======== Material supplied ========
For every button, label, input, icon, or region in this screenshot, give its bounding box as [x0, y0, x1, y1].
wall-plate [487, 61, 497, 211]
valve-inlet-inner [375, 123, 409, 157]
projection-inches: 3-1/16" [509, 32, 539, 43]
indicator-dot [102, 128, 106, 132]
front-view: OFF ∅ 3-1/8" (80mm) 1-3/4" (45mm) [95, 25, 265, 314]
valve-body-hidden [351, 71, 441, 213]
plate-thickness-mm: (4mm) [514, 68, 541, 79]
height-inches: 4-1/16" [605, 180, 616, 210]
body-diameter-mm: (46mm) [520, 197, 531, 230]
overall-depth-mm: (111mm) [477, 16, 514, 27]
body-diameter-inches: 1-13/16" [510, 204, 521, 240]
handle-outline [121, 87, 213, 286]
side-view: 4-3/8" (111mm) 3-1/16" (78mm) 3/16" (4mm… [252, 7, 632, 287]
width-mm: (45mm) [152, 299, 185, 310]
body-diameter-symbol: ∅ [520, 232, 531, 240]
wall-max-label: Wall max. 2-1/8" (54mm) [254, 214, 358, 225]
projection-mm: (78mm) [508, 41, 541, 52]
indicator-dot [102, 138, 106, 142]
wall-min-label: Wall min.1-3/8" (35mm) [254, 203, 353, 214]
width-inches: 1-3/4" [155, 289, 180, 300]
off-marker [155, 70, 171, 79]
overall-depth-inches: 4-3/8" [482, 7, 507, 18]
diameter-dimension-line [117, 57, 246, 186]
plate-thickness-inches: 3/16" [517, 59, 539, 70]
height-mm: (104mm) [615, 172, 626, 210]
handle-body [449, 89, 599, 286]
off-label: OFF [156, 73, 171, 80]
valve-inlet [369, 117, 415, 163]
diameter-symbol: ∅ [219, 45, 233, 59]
========
Direction
Reproduce every line of the items above without any changes, from the first line to the last.

Solution for this problem
For every button, label, input, icon, or region in this screenshot, give its bounding box as [x0, y0, x1, y1].
wall-plate [487, 61, 497, 211]
valve-inlet-inner [375, 123, 409, 157]
projection-inches: 3-1/16" [509, 32, 539, 43]
indicator-dot [102, 128, 106, 132]
front-view: OFF ∅ 3-1/8" (80mm) 1-3/4" (45mm) [95, 25, 265, 314]
valve-body-hidden [351, 71, 441, 213]
plate-thickness-mm: (4mm) [514, 68, 541, 79]
height-inches: 4-1/16" [605, 180, 616, 210]
body-diameter-mm: (46mm) [520, 197, 531, 230]
overall-depth-mm: (111mm) [477, 16, 514, 27]
body-diameter-inches: 1-13/16" [510, 204, 521, 240]
handle-outline [121, 87, 213, 286]
side-view: 4-3/8" (111mm) 3-1/16" (78mm) 3/16" (4mm… [252, 7, 632, 287]
width-mm: (45mm) [152, 299, 185, 310]
body-diameter-symbol: ∅ [520, 232, 531, 240]
wall-max-label: Wall max. 2-1/8" (54mm) [254, 214, 358, 225]
projection-mm: (78mm) [508, 41, 541, 52]
indicator-dot [102, 138, 106, 142]
wall-min-label: Wall min.1-3/8" (35mm) [254, 203, 353, 214]
width-inches: 1-3/4" [155, 289, 180, 300]
off-marker [155, 70, 171, 79]
overall-depth-inches: 4-3/8" [482, 7, 507, 18]
diameter-dimension-line [117, 57, 246, 186]
plate-thickness-inches: 3/16" [517, 59, 539, 70]
height-mm: (104mm) [615, 172, 626, 210]
handle-body [449, 89, 599, 286]
off-label: OFF [156, 73, 171, 80]
valve-inlet [369, 117, 415, 163]
diameter-symbol: ∅ [219, 45, 233, 59]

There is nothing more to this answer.